PROBLEM DETAILS:
Can you transcribe every line exactly and leave the pictures behind?

(begin)

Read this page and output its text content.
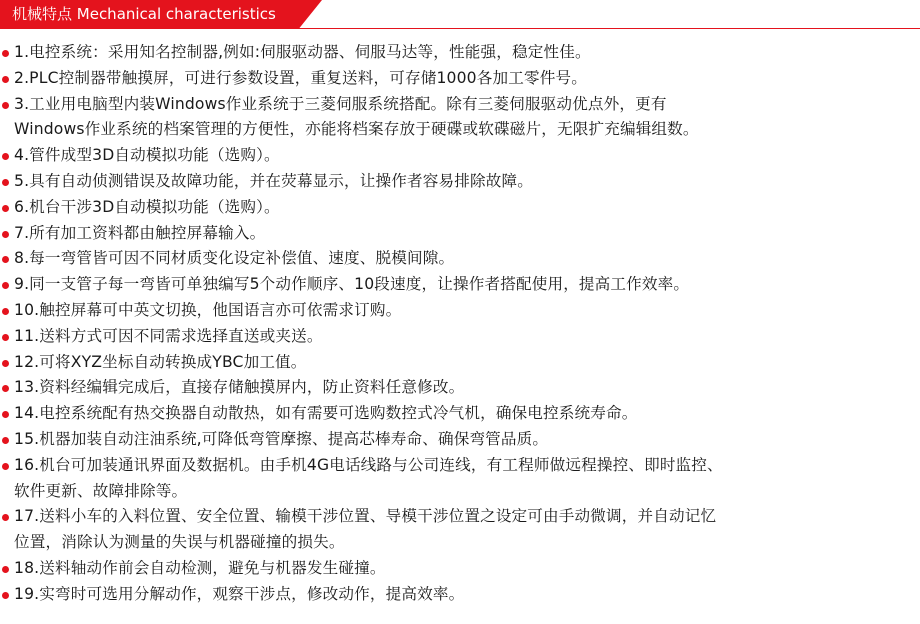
机械特点 Mechanical characteristics
1.电控系统：采用知名控制器,例如:伺服驱动器、伺服马达等，性能强，稳定性佳。
2.PLC控制器带触摸屏，可进行参数设置，重复送料，可存储1000各加工零件号。
3.工业用电脑型内装Windows作业系统于三菱伺服系统搭配。除有三菱伺服驱动优点外，更有
Windows作业系统的档案管理的方便性，亦能将档案存放于硬碟或软碟磁片，无限扩充编辑组数。
4.管件成型3D自动模拟功能（选购）。
5.具有自动侦测错误及故障功能，并在荧幕显示，让操作者容易排除故障。
6.机台干涉3D自动模拟功能（选购）。
7.所有加工资料都由触控屏幕输入。
8.每一弯管皆可因不同材质变化设定补偿值、速度、脱模间隙。
9.同一支管子每一弯皆可单独编写5个动作顺序、10段速度，让操作者搭配使用，提高工作效率。
10.触控屏幕可中英文切换，他国语言亦可依需求订购。
11.送料方式可因不同需求选择直送或夹送。
12.可将XYZ坐标自动转换成YBC加工值。
13.资料经编辑完成后，直接存储触摸屏内，防止资料任意修改。
14.电控系统配有热交换器自动散热，如有需要可选购数控式冷气机，确保电控系统寿命。
15.机器加装自动注油系统,可降低弯管摩擦、提高芯棒寿命、确保弯管品质。
16.机台可加装通讯界面及数据机。由手机4G电话线路与公司连线，有工程师做远程操控、即时监控、
软件更新、故障排除等。
17.送料小车的入料位置、安全位置、输模干涉位置、导模干涉位置之设定可由手动微调，并自动记忆
位置，消除认为测量的失误与机器碰撞的损失。
18.送料轴动作前会自动检测，避免与机器发生碰撞。
19.实弯时可选用分解动作，观察干涉点，修改动作，提高效率。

(end)

RESULT OF THE TASK:
Read this page and output its text content.
机械特点 Mechanical characteristics
1.电控系统：采用知名控制器,例如:伺服驱动器、伺服马达等，性能强，稳定性佳。
2.PLC控制器带触摸屏，可进行参数设置，重复送料，可存储1000各加工零件号。
3.工业用电脑型内装Windows作业系统于三菱伺服系统搭配。除有三菱伺服驱动优点外，更有
Windows作业系统的档案管理的方便性，亦能将档案存放于硬碟或软碟磁片，无限扩充编辑组数。
4.管件成型3D自动模拟功能（选购）。
5.具有自动侦测错误及故障功能，并在荧幕显示，让操作者容易排除故障。
6.机台干涉3D自动模拟功能（选购）。
7.所有加工资料都由触控屏幕输入。
8.每一弯管皆可因不同材质变化设定补偿值、速度、脱模间隙。
9.同一支管子每一弯皆可单独编写5个动作顺序、10段速度，让操作者搭配使用，提高工作效率。
10.触控屏幕可中英文切换，他国语言亦可依需求订购。
11.送料方式可因不同需求选择直送或夹送。
12.可将XYZ坐标自动转换成YBC加工值。
13.资料经编辑完成后，直接存储触摸屏内，防止资料任意修改。
14.电控系统配有热交换器自动散热，如有需要可选购数控式冷气机，确保电控系统寿命。
15.机器加装自动注油系统,可降低弯管摩擦、提高芯棒寿命、确保弯管品质。
16.机台可加装通讯界面及数据机。由手机4G电话线路与公司连线，有工程师做远程操控、即时监控、
软件更新、故障排除等。
17.送料小车的入料位置、安全位置、输模干涉位置、导模干涉位置之设定可由手动微调，并自动记忆
位置，消除认为测量的失误与机器碰撞的损失。
18.送料轴动作前会自动检测，避免与机器发生碰撞。
19.实弯时可选用分解动作，观察干涉点，修改动作，提高效率。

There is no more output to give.